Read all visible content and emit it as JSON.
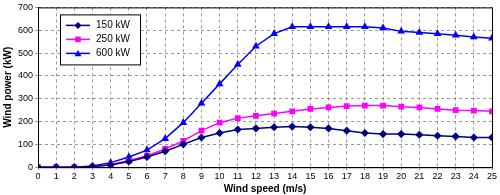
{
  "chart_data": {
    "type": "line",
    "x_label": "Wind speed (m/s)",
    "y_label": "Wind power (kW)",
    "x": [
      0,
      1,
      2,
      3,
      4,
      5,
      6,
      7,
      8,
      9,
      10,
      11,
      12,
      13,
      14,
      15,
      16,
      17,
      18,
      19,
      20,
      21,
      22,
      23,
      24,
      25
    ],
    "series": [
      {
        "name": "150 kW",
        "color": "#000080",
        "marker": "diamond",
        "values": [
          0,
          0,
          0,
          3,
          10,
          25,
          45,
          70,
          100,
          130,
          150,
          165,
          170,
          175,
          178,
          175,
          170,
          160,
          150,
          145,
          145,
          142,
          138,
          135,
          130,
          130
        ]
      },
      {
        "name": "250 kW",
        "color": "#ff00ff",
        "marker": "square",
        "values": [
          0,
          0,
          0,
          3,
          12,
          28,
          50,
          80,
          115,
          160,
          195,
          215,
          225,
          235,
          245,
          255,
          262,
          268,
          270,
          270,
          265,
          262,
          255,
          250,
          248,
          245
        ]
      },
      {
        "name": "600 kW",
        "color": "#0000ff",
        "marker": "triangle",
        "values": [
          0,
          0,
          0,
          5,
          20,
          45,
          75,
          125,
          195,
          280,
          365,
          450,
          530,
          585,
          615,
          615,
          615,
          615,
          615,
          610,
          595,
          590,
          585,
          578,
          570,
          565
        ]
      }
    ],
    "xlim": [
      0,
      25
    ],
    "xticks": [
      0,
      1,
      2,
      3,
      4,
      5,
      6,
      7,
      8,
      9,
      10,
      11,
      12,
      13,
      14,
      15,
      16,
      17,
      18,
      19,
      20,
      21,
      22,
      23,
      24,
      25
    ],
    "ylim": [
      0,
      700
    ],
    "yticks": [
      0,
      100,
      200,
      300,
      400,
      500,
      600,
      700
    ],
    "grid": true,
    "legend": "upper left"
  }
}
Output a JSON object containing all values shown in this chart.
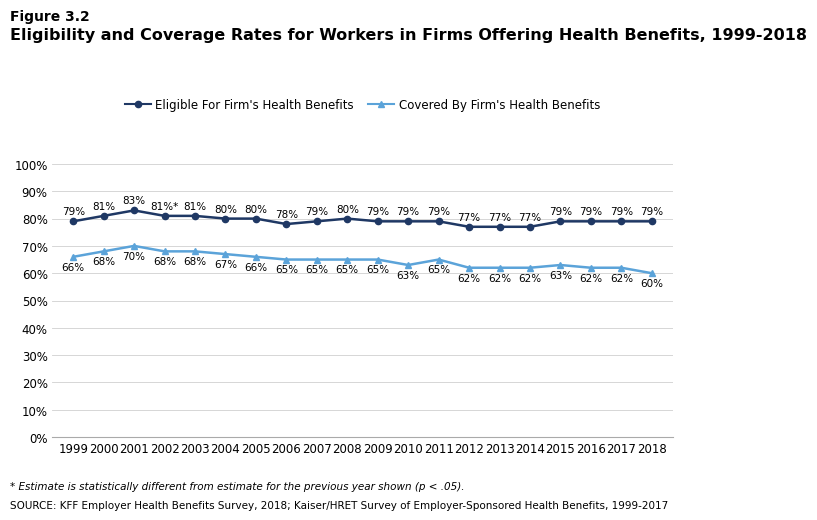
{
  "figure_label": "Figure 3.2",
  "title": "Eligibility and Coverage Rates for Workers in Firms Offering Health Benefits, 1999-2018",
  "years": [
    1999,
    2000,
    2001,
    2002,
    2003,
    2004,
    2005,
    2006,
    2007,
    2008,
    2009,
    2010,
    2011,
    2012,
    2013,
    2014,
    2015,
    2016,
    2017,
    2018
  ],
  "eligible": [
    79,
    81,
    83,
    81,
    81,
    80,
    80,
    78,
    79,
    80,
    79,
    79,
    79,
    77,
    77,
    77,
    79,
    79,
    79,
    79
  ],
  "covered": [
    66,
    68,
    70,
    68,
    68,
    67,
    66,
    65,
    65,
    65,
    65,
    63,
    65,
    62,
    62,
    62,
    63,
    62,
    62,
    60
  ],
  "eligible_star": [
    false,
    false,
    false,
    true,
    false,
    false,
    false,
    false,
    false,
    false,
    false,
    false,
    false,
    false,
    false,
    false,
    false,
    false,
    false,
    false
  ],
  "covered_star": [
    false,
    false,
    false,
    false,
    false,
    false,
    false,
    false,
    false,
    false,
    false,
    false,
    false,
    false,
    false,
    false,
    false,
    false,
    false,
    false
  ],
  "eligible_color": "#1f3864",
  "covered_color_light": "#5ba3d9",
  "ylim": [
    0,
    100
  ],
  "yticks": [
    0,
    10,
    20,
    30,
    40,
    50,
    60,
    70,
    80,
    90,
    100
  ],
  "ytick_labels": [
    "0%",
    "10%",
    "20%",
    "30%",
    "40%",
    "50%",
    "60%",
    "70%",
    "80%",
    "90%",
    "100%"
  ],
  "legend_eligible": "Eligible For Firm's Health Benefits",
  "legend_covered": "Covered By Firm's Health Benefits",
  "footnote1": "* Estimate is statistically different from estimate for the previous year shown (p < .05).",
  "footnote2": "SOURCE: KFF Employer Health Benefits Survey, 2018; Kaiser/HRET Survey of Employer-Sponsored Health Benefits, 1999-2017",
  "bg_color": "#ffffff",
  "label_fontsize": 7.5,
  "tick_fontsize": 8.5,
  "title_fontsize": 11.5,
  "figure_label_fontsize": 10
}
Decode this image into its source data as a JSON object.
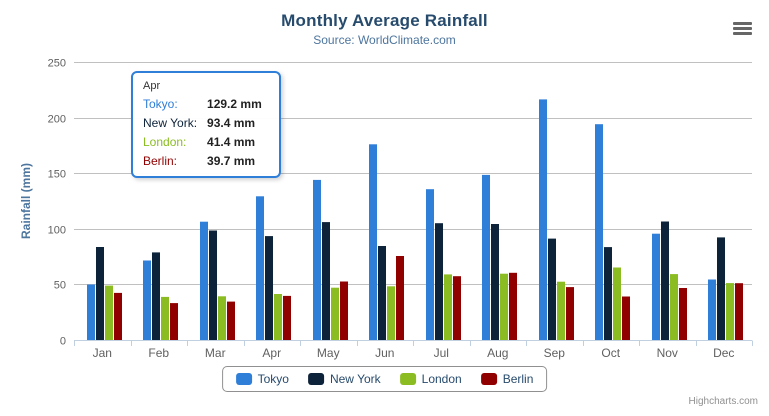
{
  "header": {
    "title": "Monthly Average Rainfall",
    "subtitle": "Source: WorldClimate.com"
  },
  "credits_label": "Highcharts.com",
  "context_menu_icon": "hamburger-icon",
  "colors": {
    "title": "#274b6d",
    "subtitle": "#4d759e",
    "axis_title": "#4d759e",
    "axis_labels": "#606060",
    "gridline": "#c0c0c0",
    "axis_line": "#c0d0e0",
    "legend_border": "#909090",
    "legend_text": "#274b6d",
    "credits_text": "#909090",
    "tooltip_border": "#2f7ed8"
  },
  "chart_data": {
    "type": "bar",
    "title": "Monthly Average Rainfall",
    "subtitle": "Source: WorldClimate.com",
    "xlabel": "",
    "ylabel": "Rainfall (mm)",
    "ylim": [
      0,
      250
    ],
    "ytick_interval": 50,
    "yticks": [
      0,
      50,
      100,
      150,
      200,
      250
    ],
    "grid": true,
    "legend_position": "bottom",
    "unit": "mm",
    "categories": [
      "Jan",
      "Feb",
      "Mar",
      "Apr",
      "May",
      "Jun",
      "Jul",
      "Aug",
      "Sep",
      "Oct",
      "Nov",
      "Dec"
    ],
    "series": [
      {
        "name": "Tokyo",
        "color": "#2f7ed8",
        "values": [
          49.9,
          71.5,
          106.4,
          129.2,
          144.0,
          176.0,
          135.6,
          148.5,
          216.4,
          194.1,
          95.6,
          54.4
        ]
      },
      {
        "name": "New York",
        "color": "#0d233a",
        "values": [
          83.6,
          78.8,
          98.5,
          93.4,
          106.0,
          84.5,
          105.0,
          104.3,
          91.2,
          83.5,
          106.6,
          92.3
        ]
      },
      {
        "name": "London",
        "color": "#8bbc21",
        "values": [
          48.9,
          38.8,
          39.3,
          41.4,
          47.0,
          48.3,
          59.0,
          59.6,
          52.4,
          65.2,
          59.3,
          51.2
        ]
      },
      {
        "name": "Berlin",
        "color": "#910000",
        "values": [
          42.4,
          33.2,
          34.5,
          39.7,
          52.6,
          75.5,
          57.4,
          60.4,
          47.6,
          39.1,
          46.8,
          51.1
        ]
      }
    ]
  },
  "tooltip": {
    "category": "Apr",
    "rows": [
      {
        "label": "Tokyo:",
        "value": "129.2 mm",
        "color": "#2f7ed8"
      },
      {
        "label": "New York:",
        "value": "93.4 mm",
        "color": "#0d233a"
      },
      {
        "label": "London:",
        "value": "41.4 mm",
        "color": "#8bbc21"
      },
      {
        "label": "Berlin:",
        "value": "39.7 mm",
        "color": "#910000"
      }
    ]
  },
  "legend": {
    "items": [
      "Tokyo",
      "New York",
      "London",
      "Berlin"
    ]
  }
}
━━━━━━━━━━━━━━━━
Written request: Pictures are not part of the copy; output everything else in the records exactly.

Response:
Read all visible content and emit it as JSON.
{
  "chart_data": {
    "type": "line",
    "x_label": "Wind speed (m/s)",
    "y_label": "Wind power (kW)",
    "x": [
      0,
      1,
      2,
      3,
      4,
      5,
      6,
      7,
      8,
      9,
      10,
      11,
      12,
      13,
      14,
      15,
      16,
      17,
      18,
      19,
      20,
      21,
      22,
      23,
      24,
      25
    ],
    "series": [
      {
        "name": "150 kW",
        "color": "#000080",
        "marker": "diamond",
        "values": [
          0,
          0,
          0,
          3,
          10,
          25,
          45,
          70,
          100,
          130,
          150,
          165,
          170,
          175,
          178,
          175,
          170,
          160,
          150,
          145,
          145,
          142,
          138,
          135,
          130,
          130
        ]
      },
      {
        "name": "250 kW",
        "color": "#ff00ff",
        "marker": "square",
        "values": [
          0,
          0,
          0,
          3,
          12,
          28,
          50,
          80,
          115,
          160,
          195,
          215,
          225,
          235,
          245,
          255,
          262,
          268,
          270,
          270,
          265,
          262,
          255,
          250,
          248,
          245
        ]
      },
      {
        "name": "600 kW",
        "color": "#0000ff",
        "marker": "triangle",
        "values": [
          0,
          0,
          0,
          5,
          20,
          45,
          75,
          125,
          195,
          280,
          365,
          450,
          530,
          585,
          615,
          615,
          615,
          615,
          615,
          610,
          595,
          590,
          585,
          578,
          570,
          565
        ]
      }
    ],
    "xlim": [
      0,
      25
    ],
    "xticks": [
      0,
      1,
      2,
      3,
      4,
      5,
      6,
      7,
      8,
      9,
      10,
      11,
      12,
      13,
      14,
      15,
      16,
      17,
      18,
      19,
      20,
      21,
      22,
      23,
      24,
      25
    ],
    "ylim": [
      0,
      700
    ],
    "yticks": [
      0,
      100,
      200,
      300,
      400,
      500,
      600,
      700
    ],
    "grid": true,
    "legend": "upper left"
  }
}
Output a JSON object containing all values shown in this chart.
{
  "figure_label": "Figure 3.2",
  "title": "Eligibility and Coverage Rates for Workers in Firms Offering Health Benefits, 1999-2018",
  "years": [
    1999,
    2000,
    2001,
    2002,
    2003,
    2004,
    2005,
    2006,
    2007,
    2008,
    2009,
    2010,
    2011,
    2012,
    2013,
    2014,
    2015,
    2016,
    2017,
    2018
  ],
  "eligible": [
    79,
    81,
    83,
    81,
    81,
    80,
    80,
    78,
    79,
    80,
    79,
    79,
    79,
    77,
    77,
    77,
    79,
    79,
    79,
    79
  ],
  "covered": [
    66,
    68,
    70,
    68,
    68,
    67,
    66,
    65,
    65,
    65,
    65,
    63,
    65,
    62,
    62,
    62,
    63,
    62,
    62,
    60
  ],
  "eligible_star": [
    false,
    false,
    false,
    true,
    false,
    false,
    false,
    false,
    false,
    false,
    false,
    false,
    false,
    false,
    false,
    false,
    false,
    false,
    false,
    false
  ],
  "covered_star": [
    false,
    false,
    false,
    false,
    false,
    false,
    false,
    false,
    false,
    false,
    false,
    false,
    false,
    false,
    false,
    false,
    false,
    false,
    false,
    false
  ],
  "eligible_color": "#1f3864",
  "covered_color_light": "#5ba3d9",
  "ylim": [
    0,
    100
  ],
  "yticks": [
    0,
    10,
    20,
    30,
    40,
    50,
    60,
    70,
    80,
    90,
    100
  ],
  "ytick_labels": [
    "0%",
    "10%",
    "20%",
    "30%",
    "40%",
    "50%",
    "60%",
    "70%",
    "80%",
    "90%",
    "100%"
  ],
  "legend_eligible": "Eligible For Firm's Health Benefits",
  "legend_covered": "Covered By Firm's Health Benefits",
  "footnote1": "* Estimate is statistically different from estimate for the previous year shown (p < .05).",
  "footnote2": "SOURCE: KFF Employer Health Benefits Survey, 2018; Kaiser/HRET Survey of Employer-Sponsored Health Benefits, 1999-2017",
  "bg_color": "#ffffff",
  "label_fontsize": 7.5,
  "tick_fontsize": 8.5,
  "title_fontsize": 11.5,
  "figure_label_fontsize": 10
}
Decode this image into its source data as a JSON object.
{
  "header": {
    "title": "Monthly Average Rainfall",
    "subtitle": "Source: WorldClimate.com"
  },
  "credits_label": "Highcharts.com",
  "context_menu_icon": "hamburger-icon",
  "colors": {
    "title": "#274b6d",
    "subtitle": "#4d759e",
    "axis_title": "#4d759e",
    "axis_labels": "#606060",
    "gridline": "#c0c0c0",
    "axis_line": "#c0d0e0",
    "legend_border": "#909090",
    "legend_text": "#274b6d",
    "credits_text": "#909090",
    "tooltip_border": "#2f7ed8"
  },
  "chart_data": {
    "type": "bar",
    "title": "Monthly Average Rainfall",
    "subtitle": "Source: WorldClimate.com",
    "xlabel": "",
    "ylabel": "Rainfall (mm)",
    "ylim": [
      0,
      250
    ],
    "ytick_interval": 50,
    "yticks": [
      0,
      50,
      100,
      150,
      200,
      250
    ],
    "grid": true,
    "legend_position": "bottom",
    "unit": "mm",
    "categories": [
      "Jan",
      "Feb",
      "Mar",
      "Apr",
      "May",
      "Jun",
      "Jul",
      "Aug",
      "Sep",
      "Oct",
      "Nov",
      "Dec"
    ],
    "series": [
      {
        "name": "Tokyo",
        "color": "#2f7ed8",
        "values": [
          49.9,
          71.5,
          106.4,
          129.2,
          144.0,
          176.0,
          135.6,
          148.5,
          216.4,
          194.1,
          95.6,
          54.4
        ]
      },
      {
        "name": "New York",
        "color": "#0d233a",
        "values": [
          83.6,
          78.8,
          98.5,
          93.4,
          106.0,
          84.5,
          105.0,
          104.3,
          91.2,
          83.5,
          106.6,
          92.3
        ]
      },
      {
        "name": "London",
        "color": "#8bbc21",
        "values": [
          48.9,
          38.8,
          39.3,
          41.4,
          47.0,
          48.3,
          59.0,
          59.6,
          52.4,
          65.2,
          59.3,
          51.2
        ]
      },
      {
        "name": "Berlin",
        "color": "#910000",
        "values": [
          42.4,
          33.2,
          34.5,
          39.7,
          52.6,
          75.5,
          57.4,
          60.4,
          47.6,
          39.1,
          46.8,
          51.1
        ]
      }
    ]
  },
  "tooltip": {
    "category": "Apr",
    "rows": [
      {
        "label": "Tokyo:",
        "value": "129.2 mm",
        "color": "#2f7ed8"
      },
      {
        "label": "New York:",
        "value": "93.4 mm",
        "color": "#0d233a"
      },
      {
        "label": "London:",
        "value": "41.4 mm",
        "color": "#8bbc21"
      },
      {
        "label": "Berlin:",
        "value": "39.7 mm",
        "color": "#910000"
      }
    ]
  },
  "legend": {
    "items": [
      "Tokyo",
      "New York",
      "London",
      "Berlin"
    ]
  }
}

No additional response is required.